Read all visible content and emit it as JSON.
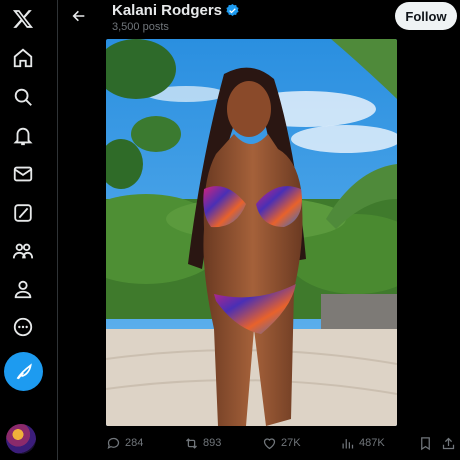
{
  "profile": {
    "name": "Kalani Rodgers",
    "post_count": "3,500 posts",
    "follow_label": "Follow"
  },
  "sidebar": {
    "items": [
      {
        "icon": "x-logo-icon"
      },
      {
        "icon": "home-icon"
      },
      {
        "icon": "search-icon"
      },
      {
        "icon": "notifications-icon"
      },
      {
        "icon": "messages-icon"
      },
      {
        "icon": "grok-icon"
      },
      {
        "icon": "communities-icon"
      },
      {
        "icon": "profile-icon"
      },
      {
        "icon": "more-icon"
      }
    ],
    "compose_icon": "feather-icon"
  },
  "media": {
    "description_icon": "photo"
  },
  "actions": {
    "replies": "284",
    "reposts": "893",
    "likes": "27K",
    "views": "487K"
  },
  "colors": {
    "background": "#000000",
    "accent": "#1d9bf0",
    "muted": "#71767b",
    "text": "#e7e9ea"
  }
}
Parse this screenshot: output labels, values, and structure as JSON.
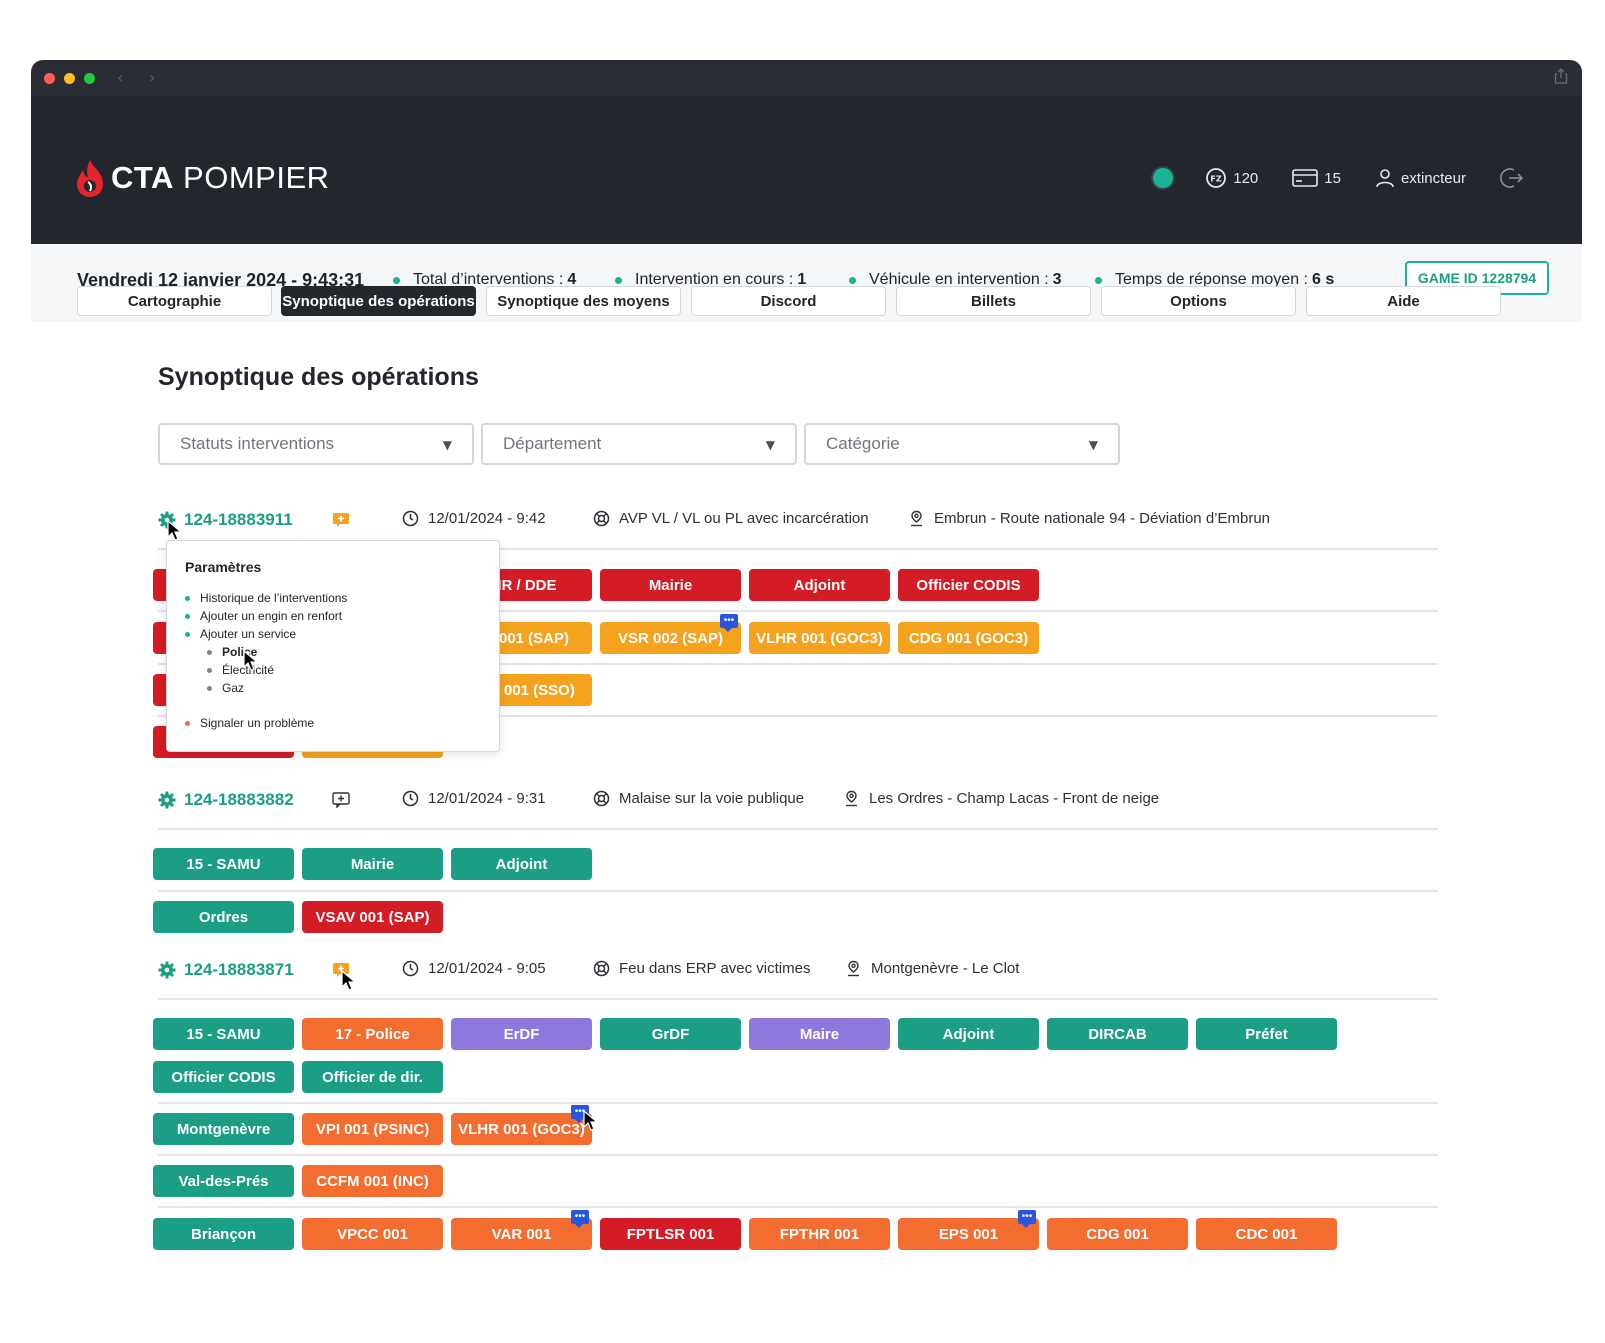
{
  "app": {
    "brand_bold": "CTA",
    "brand_regular": "POMPIER",
    "status_color": "#1bb295",
    "points": "120",
    "cards": "15",
    "username": "extincteur"
  },
  "stats": {
    "date": "Vendredi 12 janvier 2024 - 9:43:31",
    "total_label": "Total d’interventions :",
    "total_value": "4",
    "current_label": "Intervention en cours :",
    "current_value": "1",
    "vehicle_label": "Véhicule en intervention :",
    "vehicle_value": "3",
    "response_label": "Temps de réponse moyen :",
    "response_value": "6 s",
    "game_id": "GAME ID 1228794"
  },
  "tabs": [
    "Cartographie",
    "Synoptique des opérations",
    "Synoptique des moyens",
    "Discord",
    "Billets",
    "Options",
    "Aide"
  ],
  "page_title": "Synoptique des opérations",
  "filters": [
    "Statuts interventions",
    "Département",
    "Catégorie"
  ],
  "operations": [
    {
      "id": "124-18883911",
      "datetime": "12/01/2024 - 9:42",
      "type": "AVP VL / VL ou PL avec incarcération",
      "location": "Embrun - Route nationale 94 - Déviation d’Embrun",
      "rows": [
        [
          "DIR / DDE",
          "Mairie",
          "Adjoint",
          "Officier CODIS"
        ],
        [
          "SR 001 (SAP)",
          "VSR 002 (SAP)",
          "VLHR 001 (GOC3)",
          "CDG 001 (GOC3)"
        ],
        [
          "SSO 001 (SSO)"
        ]
      ]
    },
    {
      "id": "124-18883882",
      "datetime": "12/01/2024 - 9:31",
      "type": "Malaise sur la voie publique",
      "location": "Les Ordres - Champ Lacas - Front de neige",
      "rows": [
        [
          "15 - SAMU",
          "Mairie",
          "Adjoint"
        ],
        [
          "Ordres",
          "VSAV 001 (SAP)"
        ]
      ]
    },
    {
      "id": "124-18883871",
      "datetime": "12/01/2024 - 9:05",
      "type": "Feu dans ERP avec victimes",
      "location": "Montgenèvre - Le Clot",
      "rows": [
        [
          "15 - SAMU",
          "17 - Police",
          "ErDF",
          "GrDF",
          "Maire",
          "Adjoint",
          "DIRCAB",
          "Préfet"
        ],
        [
          "Officier CODIS",
          "Officier de dir."
        ],
        [
          "Montgenèvre",
          "VPI 001 (PSINC)",
          "VLHR 001 (GOC3)"
        ],
        [
          "Val-des-Prés",
          "CCFM 001 (INC)"
        ],
        [
          "Briançon",
          "VPCC 001",
          "VAR 001",
          "FPTLSR 001",
          "FPTHR 001",
          "EPS 001",
          "CDG 001",
          "CDC 001"
        ]
      ]
    }
  ],
  "popup": {
    "title": "Paramètres",
    "items": [
      "Historique de l’interventions",
      "Ajouter un engin en renfort",
      "Ajouter un service"
    ],
    "sub_items": [
      "Police",
      "Électricité",
      "Gaz"
    ],
    "report": "Signaler un problème"
  },
  "colors": {
    "teal": "#1b9e84",
    "red": "#d41c26",
    "orange": "#f5a21e",
    "orange_dark": "#f36c30",
    "purple": "#8f77e0",
    "message_badge": "#2757e0"
  }
}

- CHALLENGE: Retype the records exactly. Any image in them should not appear in what you write.

- TASK RESPONSE:
Read all visible content and emit it as JSON.
{
  "profile": {
    "name": "Kalani Rodgers",
    "post_count": "3,500 posts",
    "follow_label": "Follow"
  },
  "sidebar": {
    "items": [
      {
        "icon": "x-logo-icon"
      },
      {
        "icon": "home-icon"
      },
      {
        "icon": "search-icon"
      },
      {
        "icon": "notifications-icon"
      },
      {
        "icon": "messages-icon"
      },
      {
        "icon": "grok-icon"
      },
      {
        "icon": "communities-icon"
      },
      {
        "icon": "profile-icon"
      },
      {
        "icon": "more-icon"
      }
    ],
    "compose_icon": "feather-icon"
  },
  "media": {
    "description_icon": "photo"
  },
  "actions": {
    "replies": "284",
    "reposts": "893",
    "likes": "27K",
    "views": "487K"
  },
  "colors": {
    "background": "#000000",
    "accent": "#1d9bf0",
    "muted": "#71767b",
    "text": "#e7e9ea"
  }
}
Parse this screenshot: output labels, values, and structure as JSON.
{
  "app": {
    "brand_bold": "CTA",
    "brand_regular": "POMPIER",
    "status_color": "#1bb295",
    "points": "120",
    "cards": "15",
    "username": "extincteur"
  },
  "stats": {
    "date": "Vendredi 12 janvier 2024 - 9:43:31",
    "total_label": "Total d’interventions :",
    "total_value": "4",
    "current_label": "Intervention en cours :",
    "current_value": "1",
    "vehicle_label": "Véhicule en intervention :",
    "vehicle_value": "3",
    "response_label": "Temps de réponse moyen :",
    "response_value": "6 s",
    "game_id": "GAME ID 1228794"
  },
  "tabs": [
    "Cartographie",
    "Synoptique des opérations",
    "Synoptique des moyens",
    "Discord",
    "Billets",
    "Options",
    "Aide"
  ],
  "page_title": "Synoptique des opérations",
  "filters": [
    "Statuts interventions",
    "Département",
    "Catégorie"
  ],
  "operations": [
    {
      "id": "124-18883911",
      "datetime": "12/01/2024 - 9:42",
      "type": "AVP VL / VL ou PL avec incarcération",
      "location": "Embrun - Route nationale 94 - Déviation d’Embrun",
      "rows": [
        [
          "DIR / DDE",
          "Mairie",
          "Adjoint",
          "Officier CODIS"
        ],
        [
          "SR 001 (SAP)",
          "VSR 002 (SAP)",
          "VLHR 001 (GOC3)",
          "CDG 001 (GOC3)"
        ],
        [
          "SSO 001 (SSO)"
        ]
      ]
    },
    {
      "id": "124-18883882",
      "datetime": "12/01/2024 - 9:31",
      "type": "Malaise sur la voie publique",
      "location": "Les Ordres - Champ Lacas - Front de neige",
      "rows": [
        [
          "15 - SAMU",
          "Mairie",
          "Adjoint"
        ],
        [
          "Ordres",
          "VSAV 001 (SAP)"
        ]
      ]
    },
    {
      "id": "124-18883871",
      "datetime": "12/01/2024 - 9:05",
      "type": "Feu dans ERP avec victimes",
      "location": "Montgenèvre - Le Clot",
      "rows": [
        [
          "15 - SAMU",
          "17 - Police",
          "ErDF",
          "GrDF",
          "Maire",
          "Adjoint",
          "DIRCAB",
          "Préfet"
        ],
        [
          "Officier CODIS",
          "Officier de dir."
        ],
        [
          "Montgenèvre",
          "VPI 001 (PSINC)",
          "VLHR 001 (GOC3)"
        ],
        [
          "Val-des-Prés",
          "CCFM 001 (INC)"
        ],
        [
          "Briançon",
          "VPCC 001",
          "VAR 001",
          "FPTLSR 001",
          "FPTHR 001",
          "EPS 001",
          "CDG 001",
          "CDC 001"
        ]
      ]
    }
  ],
  "popup": {
    "title": "Paramètres",
    "items": [
      "Historique de l’interventions",
      "Ajouter un engin en renfort",
      "Ajouter un service"
    ],
    "sub_items": [
      "Police",
      "Électricité",
      "Gaz"
    ],
    "report": "Signaler un problème"
  },
  "colors": {
    "teal": "#1b9e84",
    "red": "#d41c26",
    "orange": "#f5a21e",
    "orange_dark": "#f36c30",
    "purple": "#8f77e0",
    "message_badge": "#2757e0"
  }
}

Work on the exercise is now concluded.